── Listing ──

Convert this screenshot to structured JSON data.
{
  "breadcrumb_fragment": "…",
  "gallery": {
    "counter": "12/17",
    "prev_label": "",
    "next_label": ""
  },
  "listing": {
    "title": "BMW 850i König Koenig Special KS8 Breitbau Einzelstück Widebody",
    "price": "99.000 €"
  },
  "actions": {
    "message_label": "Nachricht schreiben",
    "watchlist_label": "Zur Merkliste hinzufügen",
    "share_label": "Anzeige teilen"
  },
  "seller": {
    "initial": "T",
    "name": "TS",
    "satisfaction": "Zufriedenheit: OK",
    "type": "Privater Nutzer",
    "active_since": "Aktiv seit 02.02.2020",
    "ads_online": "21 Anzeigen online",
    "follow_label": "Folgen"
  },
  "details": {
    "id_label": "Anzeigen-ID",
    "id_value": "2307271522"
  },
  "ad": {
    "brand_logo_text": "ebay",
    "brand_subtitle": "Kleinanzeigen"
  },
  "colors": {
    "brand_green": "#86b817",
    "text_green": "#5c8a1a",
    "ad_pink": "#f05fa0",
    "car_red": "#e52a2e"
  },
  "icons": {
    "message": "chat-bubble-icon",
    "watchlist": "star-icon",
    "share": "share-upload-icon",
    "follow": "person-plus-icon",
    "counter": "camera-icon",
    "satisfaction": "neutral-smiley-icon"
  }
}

───
── Listing ──

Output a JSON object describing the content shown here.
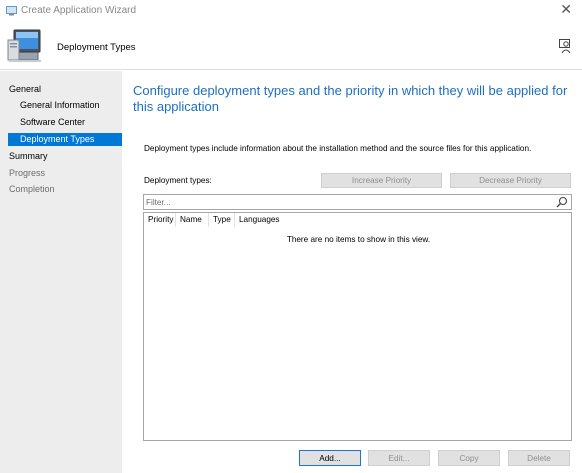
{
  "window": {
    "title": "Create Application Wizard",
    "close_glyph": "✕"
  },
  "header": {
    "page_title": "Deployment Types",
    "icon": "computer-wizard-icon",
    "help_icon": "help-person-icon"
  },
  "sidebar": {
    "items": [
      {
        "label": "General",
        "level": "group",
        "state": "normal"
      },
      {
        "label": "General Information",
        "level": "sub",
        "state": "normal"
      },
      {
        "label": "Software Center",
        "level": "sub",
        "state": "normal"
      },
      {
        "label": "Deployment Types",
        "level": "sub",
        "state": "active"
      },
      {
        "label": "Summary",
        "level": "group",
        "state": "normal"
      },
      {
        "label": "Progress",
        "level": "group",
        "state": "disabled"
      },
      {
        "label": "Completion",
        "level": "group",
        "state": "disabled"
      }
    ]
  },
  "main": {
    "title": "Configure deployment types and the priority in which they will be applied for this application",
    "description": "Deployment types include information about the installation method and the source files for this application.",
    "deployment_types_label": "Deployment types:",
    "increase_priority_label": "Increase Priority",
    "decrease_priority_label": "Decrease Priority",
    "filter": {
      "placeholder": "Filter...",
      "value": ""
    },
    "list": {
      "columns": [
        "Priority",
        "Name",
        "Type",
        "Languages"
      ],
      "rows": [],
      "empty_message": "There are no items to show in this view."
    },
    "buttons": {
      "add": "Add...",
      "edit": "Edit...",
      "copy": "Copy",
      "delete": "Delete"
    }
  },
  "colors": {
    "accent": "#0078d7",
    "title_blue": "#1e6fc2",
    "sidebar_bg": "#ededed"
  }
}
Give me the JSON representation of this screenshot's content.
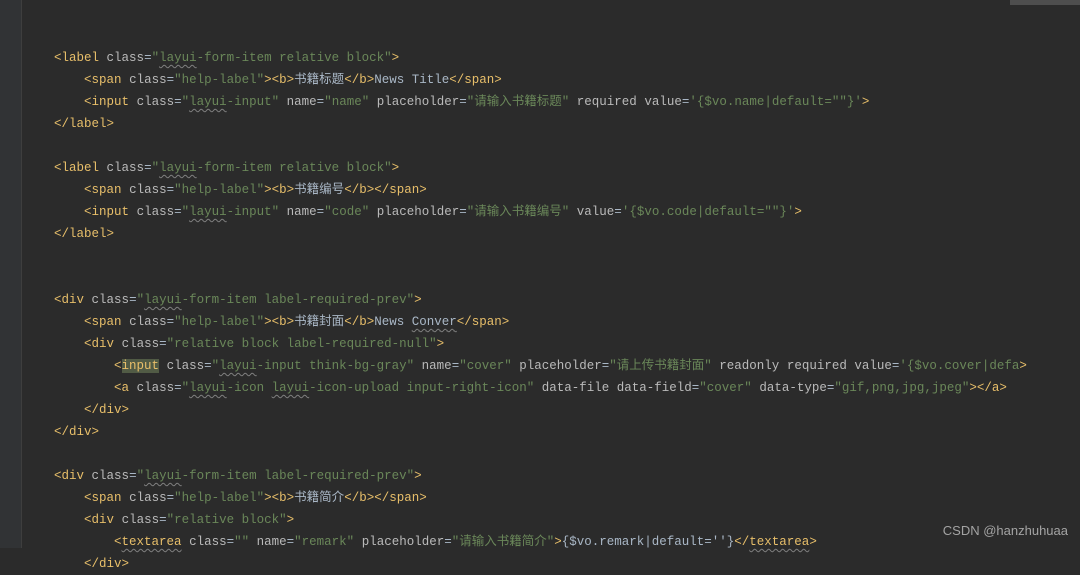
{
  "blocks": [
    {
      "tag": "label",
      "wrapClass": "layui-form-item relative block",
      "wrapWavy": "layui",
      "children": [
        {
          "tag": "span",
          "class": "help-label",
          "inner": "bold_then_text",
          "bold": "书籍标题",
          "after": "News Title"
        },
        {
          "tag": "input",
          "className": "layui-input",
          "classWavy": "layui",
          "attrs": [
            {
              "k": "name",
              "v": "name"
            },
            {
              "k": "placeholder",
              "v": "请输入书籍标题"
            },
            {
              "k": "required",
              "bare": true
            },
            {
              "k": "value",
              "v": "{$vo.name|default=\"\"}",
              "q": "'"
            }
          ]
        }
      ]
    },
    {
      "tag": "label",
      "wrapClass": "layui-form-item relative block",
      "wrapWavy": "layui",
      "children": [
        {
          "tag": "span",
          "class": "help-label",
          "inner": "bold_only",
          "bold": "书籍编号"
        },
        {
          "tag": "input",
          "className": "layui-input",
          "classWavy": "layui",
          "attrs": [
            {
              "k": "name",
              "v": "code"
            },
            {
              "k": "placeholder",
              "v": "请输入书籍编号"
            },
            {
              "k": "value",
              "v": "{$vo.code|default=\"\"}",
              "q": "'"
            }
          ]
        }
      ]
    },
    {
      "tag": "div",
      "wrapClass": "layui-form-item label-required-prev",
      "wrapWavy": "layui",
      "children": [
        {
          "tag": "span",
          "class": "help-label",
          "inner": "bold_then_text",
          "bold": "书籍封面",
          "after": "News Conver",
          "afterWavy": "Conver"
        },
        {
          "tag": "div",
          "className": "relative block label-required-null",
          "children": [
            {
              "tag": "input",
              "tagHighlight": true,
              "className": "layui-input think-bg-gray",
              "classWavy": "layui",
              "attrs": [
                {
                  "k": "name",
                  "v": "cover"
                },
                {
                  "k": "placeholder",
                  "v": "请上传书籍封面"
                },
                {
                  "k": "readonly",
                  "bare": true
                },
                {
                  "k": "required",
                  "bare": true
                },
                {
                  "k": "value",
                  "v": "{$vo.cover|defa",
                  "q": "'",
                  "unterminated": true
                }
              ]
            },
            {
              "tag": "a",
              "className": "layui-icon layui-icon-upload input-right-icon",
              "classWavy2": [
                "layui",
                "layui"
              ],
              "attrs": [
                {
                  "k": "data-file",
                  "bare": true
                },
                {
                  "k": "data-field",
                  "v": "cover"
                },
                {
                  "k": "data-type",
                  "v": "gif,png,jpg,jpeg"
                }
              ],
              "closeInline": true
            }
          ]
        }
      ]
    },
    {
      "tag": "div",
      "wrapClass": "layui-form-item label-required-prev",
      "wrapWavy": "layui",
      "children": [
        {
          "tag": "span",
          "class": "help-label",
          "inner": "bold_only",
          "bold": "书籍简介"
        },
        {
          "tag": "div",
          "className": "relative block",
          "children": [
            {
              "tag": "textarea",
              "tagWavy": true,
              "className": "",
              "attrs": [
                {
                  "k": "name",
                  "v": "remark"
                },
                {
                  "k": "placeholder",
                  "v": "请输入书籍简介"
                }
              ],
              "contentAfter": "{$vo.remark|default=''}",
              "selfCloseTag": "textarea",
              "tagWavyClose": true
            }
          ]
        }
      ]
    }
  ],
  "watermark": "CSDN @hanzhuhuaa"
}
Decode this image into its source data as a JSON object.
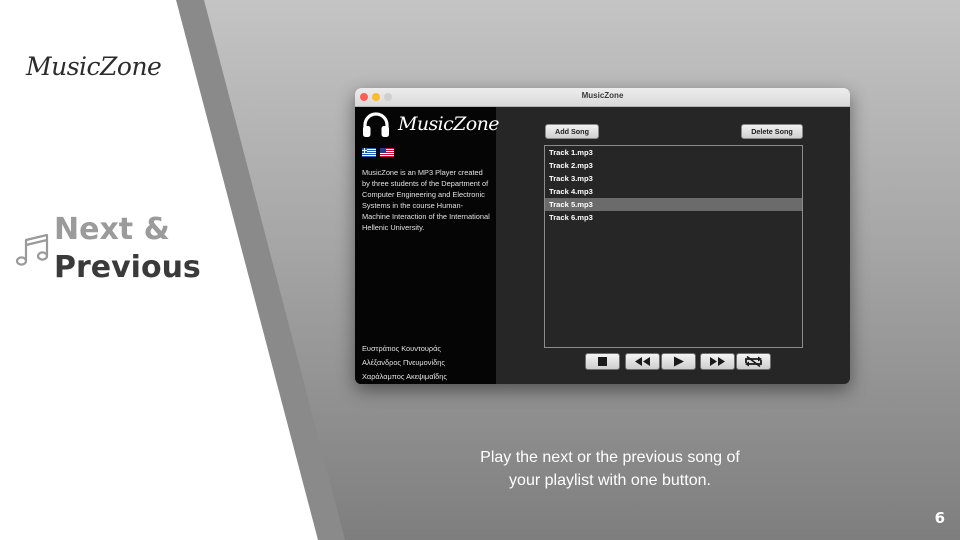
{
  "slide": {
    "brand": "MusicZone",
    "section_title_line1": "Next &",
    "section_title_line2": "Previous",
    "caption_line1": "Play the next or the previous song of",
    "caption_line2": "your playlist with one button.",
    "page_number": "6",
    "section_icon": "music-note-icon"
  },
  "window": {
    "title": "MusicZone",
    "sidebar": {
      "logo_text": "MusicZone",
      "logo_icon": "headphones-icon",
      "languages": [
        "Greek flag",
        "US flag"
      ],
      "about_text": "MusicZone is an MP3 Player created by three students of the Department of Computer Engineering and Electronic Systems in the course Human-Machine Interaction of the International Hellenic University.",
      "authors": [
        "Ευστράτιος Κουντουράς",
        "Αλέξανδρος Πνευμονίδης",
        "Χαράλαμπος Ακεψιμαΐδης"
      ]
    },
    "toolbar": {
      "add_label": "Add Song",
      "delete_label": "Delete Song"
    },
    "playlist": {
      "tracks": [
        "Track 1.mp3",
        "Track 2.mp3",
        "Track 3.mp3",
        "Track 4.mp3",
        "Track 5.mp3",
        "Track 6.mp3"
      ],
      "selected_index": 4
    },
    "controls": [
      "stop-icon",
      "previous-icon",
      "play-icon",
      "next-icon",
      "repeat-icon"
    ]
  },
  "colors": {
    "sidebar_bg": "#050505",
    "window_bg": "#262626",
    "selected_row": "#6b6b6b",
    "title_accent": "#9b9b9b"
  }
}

───
── Listing ──

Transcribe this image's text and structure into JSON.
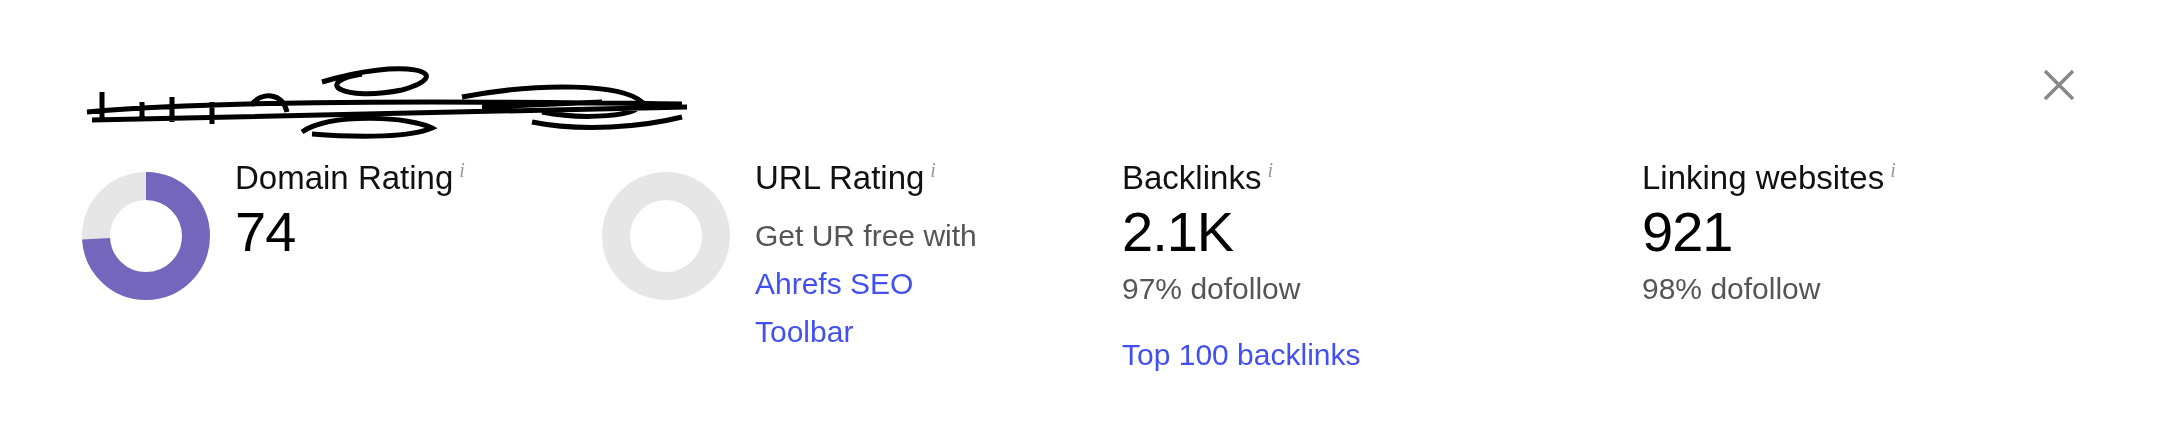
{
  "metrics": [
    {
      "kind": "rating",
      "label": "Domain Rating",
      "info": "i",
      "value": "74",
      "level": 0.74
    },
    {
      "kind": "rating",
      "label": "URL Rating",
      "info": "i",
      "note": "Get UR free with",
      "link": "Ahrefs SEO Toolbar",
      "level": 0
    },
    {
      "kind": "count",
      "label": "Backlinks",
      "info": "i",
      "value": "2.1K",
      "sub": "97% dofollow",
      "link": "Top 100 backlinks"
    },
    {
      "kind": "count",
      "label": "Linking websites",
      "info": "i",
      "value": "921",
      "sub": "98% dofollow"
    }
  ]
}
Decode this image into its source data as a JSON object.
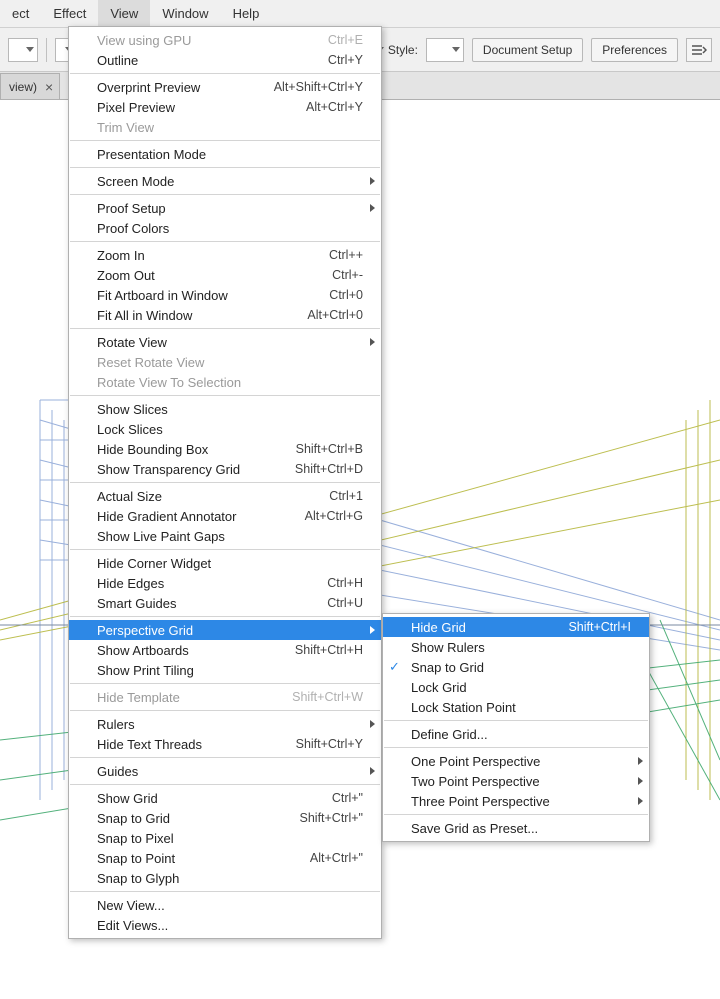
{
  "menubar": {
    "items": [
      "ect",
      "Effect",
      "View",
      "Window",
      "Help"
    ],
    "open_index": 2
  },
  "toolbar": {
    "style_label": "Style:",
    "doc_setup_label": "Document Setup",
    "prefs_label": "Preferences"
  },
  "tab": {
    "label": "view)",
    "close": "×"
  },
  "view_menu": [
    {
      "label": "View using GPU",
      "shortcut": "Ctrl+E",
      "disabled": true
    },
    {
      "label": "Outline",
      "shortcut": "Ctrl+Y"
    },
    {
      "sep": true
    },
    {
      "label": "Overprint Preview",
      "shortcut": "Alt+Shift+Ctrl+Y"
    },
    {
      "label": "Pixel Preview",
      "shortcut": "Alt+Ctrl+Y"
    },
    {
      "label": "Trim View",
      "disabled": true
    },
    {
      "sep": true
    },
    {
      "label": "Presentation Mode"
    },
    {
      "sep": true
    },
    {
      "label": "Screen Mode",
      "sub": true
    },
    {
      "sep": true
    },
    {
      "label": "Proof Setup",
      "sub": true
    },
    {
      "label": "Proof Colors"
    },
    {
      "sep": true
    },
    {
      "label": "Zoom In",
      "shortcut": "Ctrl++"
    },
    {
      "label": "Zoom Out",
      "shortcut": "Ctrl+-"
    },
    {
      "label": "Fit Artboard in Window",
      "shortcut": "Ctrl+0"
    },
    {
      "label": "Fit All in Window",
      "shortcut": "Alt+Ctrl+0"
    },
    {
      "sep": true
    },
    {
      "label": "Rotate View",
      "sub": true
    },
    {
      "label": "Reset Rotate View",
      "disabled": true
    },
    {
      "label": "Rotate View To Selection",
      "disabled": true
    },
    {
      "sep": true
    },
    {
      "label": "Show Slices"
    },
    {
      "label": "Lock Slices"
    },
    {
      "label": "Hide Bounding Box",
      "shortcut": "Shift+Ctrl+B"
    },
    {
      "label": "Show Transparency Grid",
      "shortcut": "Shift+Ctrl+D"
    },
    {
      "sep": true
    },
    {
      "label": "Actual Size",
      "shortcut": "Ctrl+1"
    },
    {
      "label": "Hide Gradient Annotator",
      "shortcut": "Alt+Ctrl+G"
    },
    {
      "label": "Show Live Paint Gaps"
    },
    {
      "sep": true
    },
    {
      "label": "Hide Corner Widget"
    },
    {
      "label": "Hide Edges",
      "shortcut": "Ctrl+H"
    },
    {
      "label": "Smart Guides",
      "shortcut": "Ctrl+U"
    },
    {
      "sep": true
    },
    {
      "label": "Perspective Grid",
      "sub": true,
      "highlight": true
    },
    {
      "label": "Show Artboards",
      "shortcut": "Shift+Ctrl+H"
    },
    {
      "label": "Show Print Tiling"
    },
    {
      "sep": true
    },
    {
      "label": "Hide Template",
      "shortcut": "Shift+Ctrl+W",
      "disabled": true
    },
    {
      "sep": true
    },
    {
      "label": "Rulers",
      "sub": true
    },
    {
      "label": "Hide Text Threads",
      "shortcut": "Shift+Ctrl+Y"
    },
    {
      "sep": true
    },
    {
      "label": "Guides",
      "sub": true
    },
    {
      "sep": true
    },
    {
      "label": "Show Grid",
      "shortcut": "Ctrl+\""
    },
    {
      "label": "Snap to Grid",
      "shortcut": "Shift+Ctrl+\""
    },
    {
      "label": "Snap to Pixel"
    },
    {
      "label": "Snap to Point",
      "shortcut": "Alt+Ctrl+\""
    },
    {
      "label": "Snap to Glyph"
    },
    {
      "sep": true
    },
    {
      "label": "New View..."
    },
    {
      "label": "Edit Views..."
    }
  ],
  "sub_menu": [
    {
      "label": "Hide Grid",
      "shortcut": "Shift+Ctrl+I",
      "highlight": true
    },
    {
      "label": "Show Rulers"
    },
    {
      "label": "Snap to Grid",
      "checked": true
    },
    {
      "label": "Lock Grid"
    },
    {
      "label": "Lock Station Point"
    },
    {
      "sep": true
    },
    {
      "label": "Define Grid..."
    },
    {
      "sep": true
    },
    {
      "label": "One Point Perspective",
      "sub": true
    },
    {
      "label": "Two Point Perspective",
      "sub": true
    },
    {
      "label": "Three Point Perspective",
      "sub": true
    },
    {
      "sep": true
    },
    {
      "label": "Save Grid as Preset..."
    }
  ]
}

───

(What is needed) Copy each line of the data above that holds "Shift".

(Full answer)
      "shortcut": "Alt+Shift+Ctrl+Y"
      "shortcut": "Shift+Ctrl+B"
      "shortcut": "Shift+Ctrl+D"
      "shortcut": "Shift+Ctrl+H"
      "shortcut": "Shift+Ctrl+W",
      "shortcut": "Shift+Ctrl+Y"
      "shortcut": "Shift+Ctrl+\""
      "shortcut": "Shift+Ctrl+I",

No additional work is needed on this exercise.